## Directions for this task:
Copy the records below exactly as they appear.

(Figure record listings)
☆ ☆ ☆ ☆ ☆ ☆ ☆

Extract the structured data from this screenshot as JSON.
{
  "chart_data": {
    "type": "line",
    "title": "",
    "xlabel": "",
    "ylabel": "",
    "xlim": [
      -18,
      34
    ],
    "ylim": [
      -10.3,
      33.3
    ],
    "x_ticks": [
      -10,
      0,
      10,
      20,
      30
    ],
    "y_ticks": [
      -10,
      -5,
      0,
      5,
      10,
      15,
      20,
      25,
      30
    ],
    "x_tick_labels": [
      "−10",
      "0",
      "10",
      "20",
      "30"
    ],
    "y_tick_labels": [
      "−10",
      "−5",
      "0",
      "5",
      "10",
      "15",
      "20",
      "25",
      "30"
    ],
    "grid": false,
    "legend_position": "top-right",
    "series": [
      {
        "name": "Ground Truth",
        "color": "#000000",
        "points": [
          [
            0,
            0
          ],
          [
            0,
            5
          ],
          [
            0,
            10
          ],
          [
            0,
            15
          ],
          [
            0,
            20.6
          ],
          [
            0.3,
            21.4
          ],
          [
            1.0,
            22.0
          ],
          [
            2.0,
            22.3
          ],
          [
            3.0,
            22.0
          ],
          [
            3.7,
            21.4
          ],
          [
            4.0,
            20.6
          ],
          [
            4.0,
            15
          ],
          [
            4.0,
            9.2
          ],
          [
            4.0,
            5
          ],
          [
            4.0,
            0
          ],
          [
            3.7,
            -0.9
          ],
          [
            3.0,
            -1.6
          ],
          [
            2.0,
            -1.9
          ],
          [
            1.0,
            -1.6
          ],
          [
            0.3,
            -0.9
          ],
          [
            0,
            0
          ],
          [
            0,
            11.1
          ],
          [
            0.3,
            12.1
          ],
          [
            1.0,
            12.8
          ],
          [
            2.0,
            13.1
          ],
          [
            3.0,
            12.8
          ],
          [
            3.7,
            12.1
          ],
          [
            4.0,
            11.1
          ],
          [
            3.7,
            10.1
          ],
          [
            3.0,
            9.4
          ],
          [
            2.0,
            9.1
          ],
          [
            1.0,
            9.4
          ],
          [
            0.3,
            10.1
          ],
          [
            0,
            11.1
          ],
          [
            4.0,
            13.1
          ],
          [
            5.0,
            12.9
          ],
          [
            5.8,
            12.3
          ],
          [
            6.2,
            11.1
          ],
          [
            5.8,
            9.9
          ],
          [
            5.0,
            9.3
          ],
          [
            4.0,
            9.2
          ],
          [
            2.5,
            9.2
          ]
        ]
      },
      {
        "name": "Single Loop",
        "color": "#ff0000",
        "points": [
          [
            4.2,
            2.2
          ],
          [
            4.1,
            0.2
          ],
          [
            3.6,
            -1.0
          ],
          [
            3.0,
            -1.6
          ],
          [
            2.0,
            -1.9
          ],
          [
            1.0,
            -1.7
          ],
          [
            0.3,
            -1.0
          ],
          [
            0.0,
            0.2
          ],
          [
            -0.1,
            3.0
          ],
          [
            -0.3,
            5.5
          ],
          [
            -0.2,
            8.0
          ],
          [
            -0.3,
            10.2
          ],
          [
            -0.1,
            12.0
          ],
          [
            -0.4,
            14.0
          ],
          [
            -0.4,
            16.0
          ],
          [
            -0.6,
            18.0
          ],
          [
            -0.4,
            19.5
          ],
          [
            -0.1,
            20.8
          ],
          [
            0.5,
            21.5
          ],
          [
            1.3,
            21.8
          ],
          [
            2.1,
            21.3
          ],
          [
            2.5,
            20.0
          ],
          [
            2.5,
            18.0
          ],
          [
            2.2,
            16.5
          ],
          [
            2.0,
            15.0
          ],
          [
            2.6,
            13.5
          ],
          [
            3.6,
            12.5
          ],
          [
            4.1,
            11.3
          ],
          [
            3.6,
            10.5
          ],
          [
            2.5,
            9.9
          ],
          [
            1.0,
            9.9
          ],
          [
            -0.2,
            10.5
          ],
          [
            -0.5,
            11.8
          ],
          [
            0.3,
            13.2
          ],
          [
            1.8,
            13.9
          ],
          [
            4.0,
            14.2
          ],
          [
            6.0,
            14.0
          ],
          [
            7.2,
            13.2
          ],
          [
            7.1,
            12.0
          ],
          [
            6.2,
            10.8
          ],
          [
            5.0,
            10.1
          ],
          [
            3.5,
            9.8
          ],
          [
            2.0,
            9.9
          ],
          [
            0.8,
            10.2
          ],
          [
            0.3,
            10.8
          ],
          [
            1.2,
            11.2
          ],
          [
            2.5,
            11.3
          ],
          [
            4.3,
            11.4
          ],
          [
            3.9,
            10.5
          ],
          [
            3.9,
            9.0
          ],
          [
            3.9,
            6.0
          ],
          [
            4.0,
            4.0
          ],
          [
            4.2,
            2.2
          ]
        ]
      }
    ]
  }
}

☆ ☆ ☆ ☆ ☆ ☆ ☆

## Exercise result:
Extract the structured data from this screenshot as JSON.
{
  "chart_data": {
    "type": "line",
    "title": "",
    "xlabel": "",
    "ylabel": "",
    "xlim": [
      -18,
      34
    ],
    "ylim": [
      -10.3,
      33.3
    ],
    "x_ticks": [
      -10,
      0,
      10,
      20,
      30
    ],
    "y_ticks": [
      -10,
      -5,
      0,
      5,
      10,
      15,
      20,
      25,
      30
    ],
    "x_tick_labels": [
      "−10",
      "0",
      "10",
      "20",
      "30"
    ],
    "y_tick_labels": [
      "−10",
      "−5",
      "0",
      "5",
      "10",
      "15",
      "20",
      "25",
      "30"
    ],
    "grid": false,
    "legend_position": "top-right",
    "series": [
      {
        "name": "Ground Truth",
        "color": "#000000",
        "points": [
          [
            0,
            0
          ],
          [
            0,
            5
          ],
          [
            0,
            10
          ],
          [
            0,
            15
          ],
          [
            0,
            20.6
          ],
          [
            0.3,
            21.4
          ],
          [
            1.0,
            22.0
          ],
          [
            2.0,
            22.3
          ],
          [
            3.0,
            22.0
          ],
          [
            3.7,
            21.4
          ],
          [
            4.0,
            20.6
          ],
          [
            4.0,
            15
          ],
          [
            4.0,
            9.2
          ],
          [
            4.0,
            5
          ],
          [
            4.0,
            0
          ],
          [
            3.7,
            -0.9
          ],
          [
            3.0,
            -1.6
          ],
          [
            2.0,
            -1.9
          ],
          [
            1.0,
            -1.6
          ],
          [
            0.3,
            -0.9
          ],
          [
            0,
            0
          ],
          [
            0,
            11.1
          ],
          [
            0.3,
            12.1
          ],
          [
            1.0,
            12.8
          ],
          [
            2.0,
            13.1
          ],
          [
            3.0,
            12.8
          ],
          [
            3.7,
            12.1
          ],
          [
            4.0,
            11.1
          ],
          [
            3.7,
            10.1
          ],
          [
            3.0,
            9.4
          ],
          [
            2.0,
            9.1
          ],
          [
            1.0,
            9.4
          ],
          [
            0.3,
            10.1
          ],
          [
            0,
            11.1
          ],
          [
            4.0,
            13.1
          ],
          [
            5.0,
            12.9
          ],
          [
            5.8,
            12.3
          ],
          [
            6.2,
            11.1
          ],
          [
            5.8,
            9.9
          ],
          [
            5.0,
            9.3
          ],
          [
            4.0,
            9.2
          ],
          [
            2.5,
            9.2
          ]
        ]
      },
      {
        "name": "Single Loop",
        "color": "#ff0000",
        "points": [
          [
            4.2,
            2.2
          ],
          [
            4.1,
            0.2
          ],
          [
            3.6,
            -1.0
          ],
          [
            3.0,
            -1.6
          ],
          [
            2.0,
            -1.9
          ],
          [
            1.0,
            -1.7
          ],
          [
            0.3,
            -1.0
          ],
          [
            0.0,
            0.2
          ],
          [
            -0.1,
            3.0
          ],
          [
            -0.3,
            5.5
          ],
          [
            -0.2,
            8.0
          ],
          [
            -0.3,
            10.2
          ],
          [
            -0.1,
            12.0
          ],
          [
            -0.4,
            14.0
          ],
          [
            -0.4,
            16.0
          ],
          [
            -0.6,
            18.0
          ],
          [
            -0.4,
            19.5
          ],
          [
            -0.1,
            20.8
          ],
          [
            0.5,
            21.5
          ],
          [
            1.3,
            21.8
          ],
          [
            2.1,
            21.3
          ],
          [
            2.5,
            20.0
          ],
          [
            2.5,
            18.0
          ],
          [
            2.2,
            16.5
          ],
          [
            2.0,
            15.0
          ],
          [
            2.6,
            13.5
          ],
          [
            3.6,
            12.5
          ],
          [
            4.1,
            11.3
          ],
          [
            3.6,
            10.5
          ],
          [
            2.5,
            9.9
          ],
          [
            1.0,
            9.9
          ],
          [
            -0.2,
            10.5
          ],
          [
            -0.5,
            11.8
          ],
          [
            0.3,
            13.2
          ],
          [
            1.8,
            13.9
          ],
          [
            4.0,
            14.2
          ],
          [
            6.0,
            14.0
          ],
          [
            7.2,
            13.2
          ],
          [
            7.1,
            12.0
          ],
          [
            6.2,
            10.8
          ],
          [
            5.0,
            10.1
          ],
          [
            3.5,
            9.8
          ],
          [
            2.0,
            9.9
          ],
          [
            0.8,
            10.2
          ],
          [
            0.3,
            10.8
          ],
          [
            1.2,
            11.2
          ],
          [
            2.5,
            11.3
          ],
          [
            4.3,
            11.4
          ],
          [
            3.9,
            10.5
          ],
          [
            3.9,
            9.0
          ],
          [
            3.9,
            6.0
          ],
          [
            4.0,
            4.0
          ],
          [
            4.2,
            2.2
          ]
        ]
      }
    ]
  }
}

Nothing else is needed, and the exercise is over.